To be done: Output every entry exactly as written, but omit the pictures.

Entries shown:
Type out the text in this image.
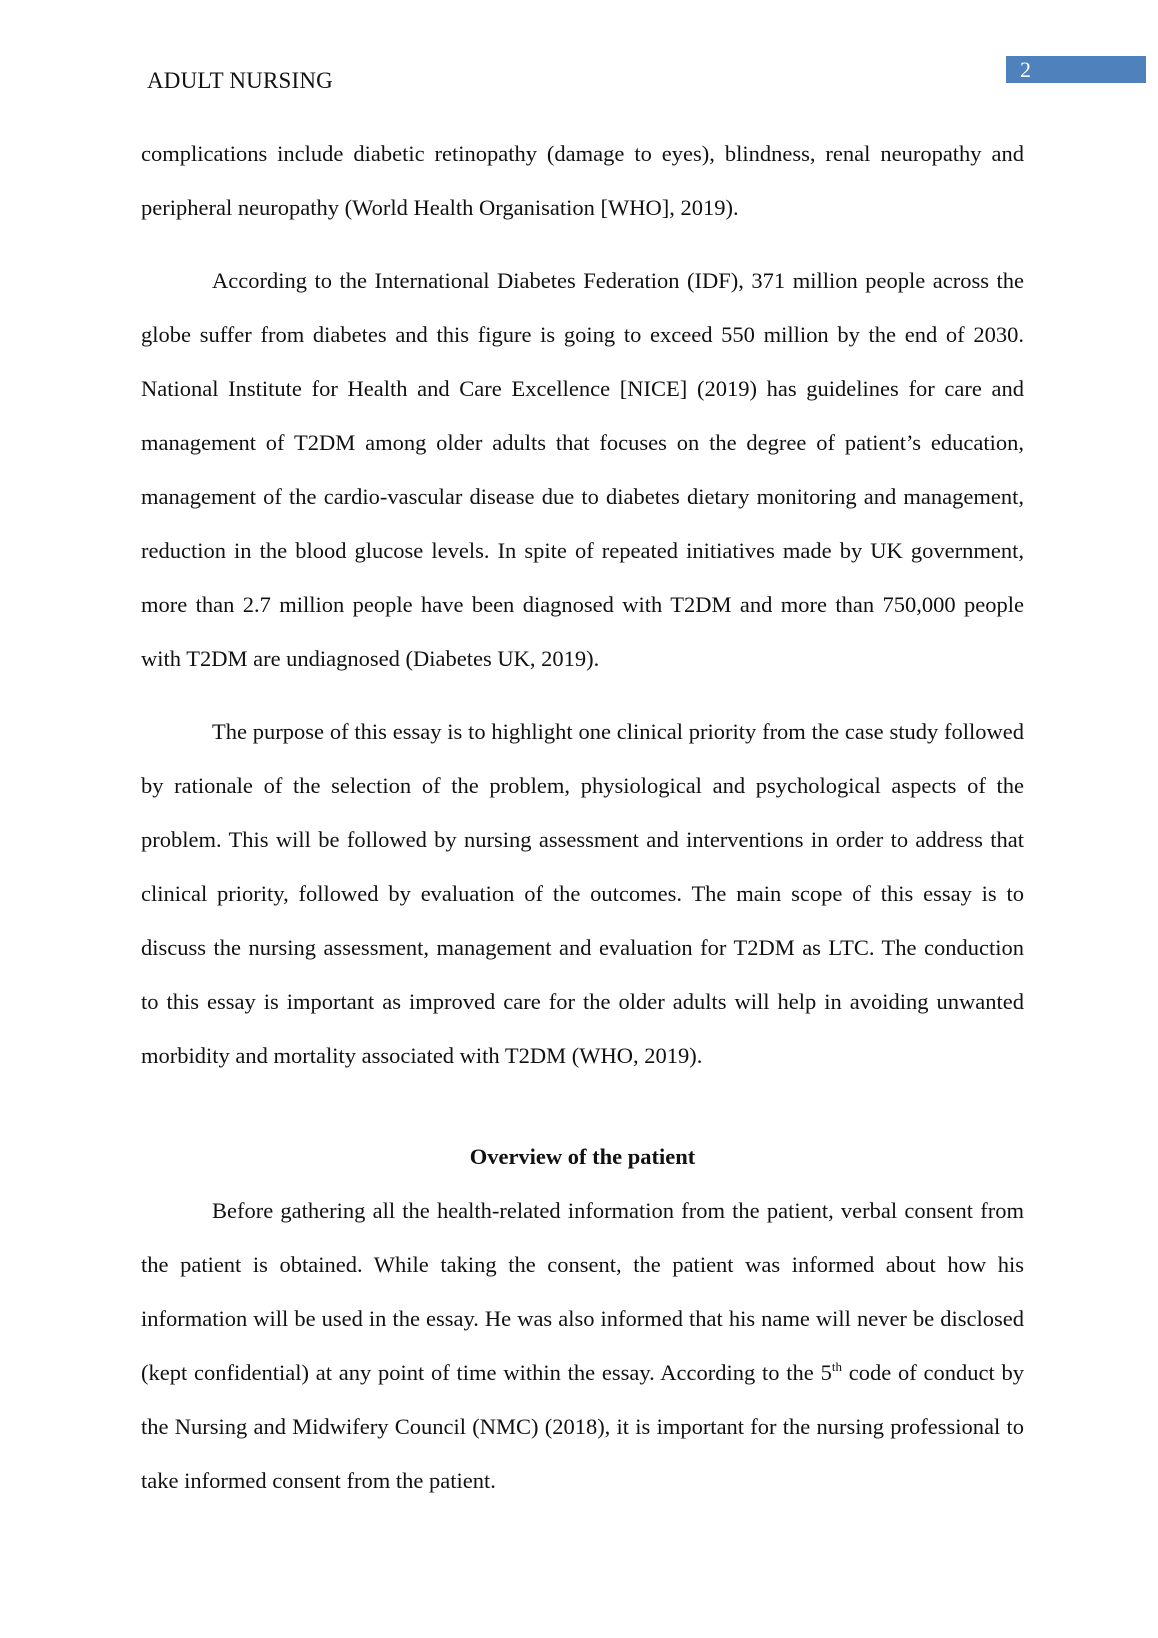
ADULT NURSING	2

complications include diabetic retinopathy (damage to eyes), blindness, renal neuropathy and peripheral neuropathy (World Health Organisation [WHO], 2019).

According to the International Diabetes Federation (IDF), 371 million people across the globe suffer from diabetes and this figure is going to exceed 550 million by the end of 2030. National Institute for Health and Care Excellence [NICE] (2019) has guidelines for care and management of T2DM among older adults that focuses on the degree of patient’s education, management of the cardio-vascular disease due to diabetes dietary monitoring and management, reduction in the blood glucose levels. In spite of repeated initiatives made by UK government, more than 2.7 million people have been diagnosed with T2DM and more than 750,000 people with T2DM are undiagnosed (Diabetes UK, 2019).

The purpose of this essay is to highlight one clinical priority from the case study followed by rationale of the selection of the problem, physiological and psychological aspects of the problem. This will be followed by nursing assessment and interventions in order to address that clinical priority, followed by evaluation of the outcomes. The main scope of this essay is to discuss the nursing assessment, management and evaluation for T2DM as LTC. The conduction to this essay is important as improved care for the older adults will help in avoiding unwanted morbidity and mortality associated with T2DM (WHO, 2019).

Overview of the patient

Before gathering all the health-related information from the patient, verbal consent from the patient is obtained. While taking the consent, the patient was informed about how his information will be used in the essay. He was also informed that his name will never be disclosed (kept confidential) at any point of time within the essay. According to the 5th code of conduct by the Nursing and Midwifery Council (NMC) (2018), it is important for the nursing professional to take informed consent from the patient.
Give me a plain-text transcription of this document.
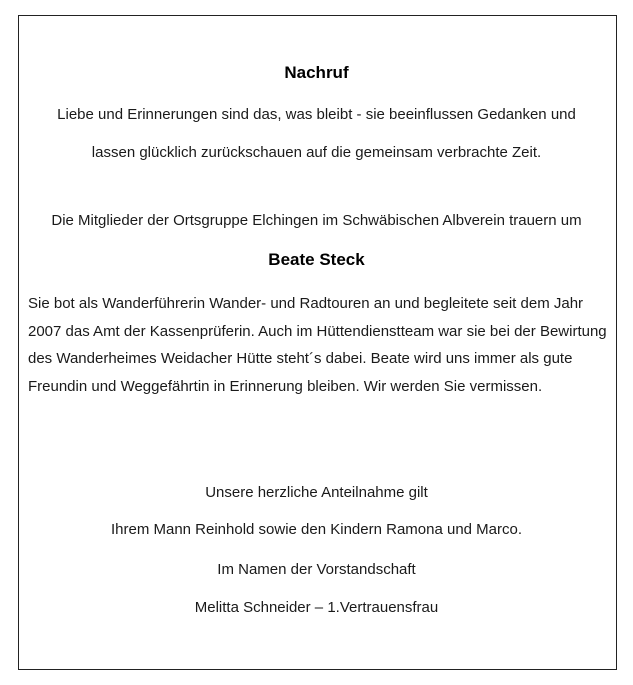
Nachruf
Liebe und Erinnerungen sind das, was bleibt - sie beeinflussen Gedanken und
lassen glücklich zurückschauen auf die gemeinsam verbrachte Zeit.
Die Mitglieder der Ortsgruppe Elchingen im Schwäbischen Albverein trauern um
Beate Steck

Sie bot als Wanderführerin Wander- und Radtouren an und begleitete seit dem Jahr 2007 das Amt der Kassenprüferin. Auch im Hüttendienstteam war sie bei der Bewirtung des Wanderheimes Weidacher Hütte steht´s dabei. Beate wird uns immer als gute Freundin und Weggefährtin in Erinnerung bleiben. Wir werden Sie vermissen.

Unsere herzliche Anteilnahme gilt
Ihrem Mann Reinhold sowie den Kindern Ramona und Marco.
Im Namen der Vorstandschaft
Melitta Schneider – 1.Vertrauensfrau
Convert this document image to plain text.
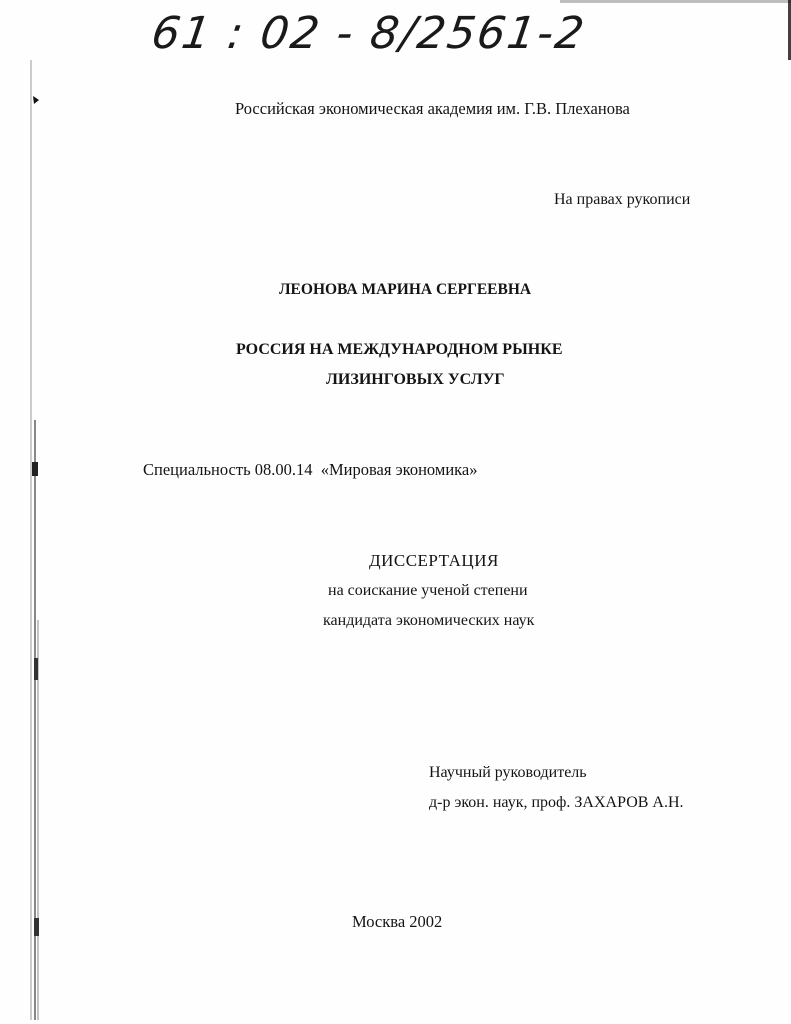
61 : 02 - 8/2561-2
Российская экономическая академия им. Г.В. Плеханова
На правах рукописи
ЛЕОНОВА МАРИНА СЕРГЕЕВНА
РОССИЯ НА МЕЖДУНАРОДНОМ РЫНКЕ
ЛИЗИНГОВЫХ УСЛУГ
Специальность 08.00.14 «Мировая экономика»
ДИССЕРТАЦИЯ
на соискание ученой степени
кандидата экономических наук
Научный руководитель
д-р экон. наук, проф. ЗАХАРОВ А.Н.
Москва 2002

Expected output:
Type out the text in this image.
ADULT NURSING	2

complications include diabetic retinopathy (damage to eyes), blindness, renal neuropathy and peripheral neuropathy (World Health Organisation [WHO], 2019).

According to the International Diabetes Federation (IDF), 371 million people across the globe suffer from diabetes and this figure is going to exceed 550 million by the end of 2030. National Institute for Health and Care Excellence [NICE] (2019) has guidelines for care and management of T2DM among older adults that focuses on the degree of patient’s education, management of the cardio-vascular disease due to diabetes dietary monitoring and management, reduction in the blood glucose levels. In spite of repeated initiatives made by UK government, more than 2.7 million people have been diagnosed with T2DM and more than 750,000 people with T2DM are undiagnosed (Diabetes UK, 2019).

The purpose of this essay is to highlight one clinical priority from the case study followed by rationale of the selection of the problem, physiological and psychological aspects of the problem. This will be followed by nursing assessment and interventions in order to address that clinical priority, followed by evaluation of the outcomes. The main scope of this essay is to discuss the nursing assessment, management and evaluation for T2DM as LTC. The conduction to this essay is important as improved care for the older adults will help in avoiding unwanted morbidity and mortality associated with T2DM (WHO, 2019).

Overview of the patient

Before gathering all the health-related information from the patient, verbal consent from the patient is obtained. While taking the consent, the patient was informed about how his information will be used in the essay. He was also informed that his name will never be disclosed (kept confidential) at any point of time within the essay. According to the 5th code of conduct by the Nursing and Midwifery Council (NMC) (2018), it is important for the nursing professional to take informed consent from the patient.
Give me a plain-text transcription of this document.
Nachruf
Liebe und Erinnerungen sind das, was bleibt - sie beeinflussen Gedanken und
lassen glücklich zurückschauen auf die gemeinsam verbrachte Zeit.
Die Mitglieder der Ortsgruppe Elchingen im Schwäbischen Albverein trauern um
Beate Steck

Sie bot als Wanderführerin Wander- und Radtouren an und begleitete seit dem Jahr 2007 das Amt der Kassenprüferin. Auch im Hüttendienstteam war sie bei der Bewirtung des Wanderheimes Weidacher Hütte steht´s dabei. Beate wird uns immer als gute Freundin und Weggefährtin in Erinnerung bleiben. Wir werden Sie vermissen.

Unsere herzliche Anteilnahme gilt
Ihrem Mann Reinhold sowie den Kindern Ramona und Marco.
Im Namen der Vorstandschaft
Melitta Schneider – 1.Vertrauensfrau
Convert this document image to plain text.
61 : 02 - 8/2561-2
Российская экономическая академия им. Г.В. Плеханова
На правах рукописи
ЛЕОНОВА МАРИНА СЕРГЕЕВНА
РОССИЯ НА МЕЖДУНАРОДНОМ РЫНКЕ
ЛИЗИНГОВЫХ УСЛУГ
Специальность 08.00.14 «Мировая экономика»
ДИССЕРТАЦИЯ
на соискание ученой степени
кандидата экономических наук
Научный руководитель
д-р экон. наук, проф. ЗАХАРОВ А.Н.
Москва 2002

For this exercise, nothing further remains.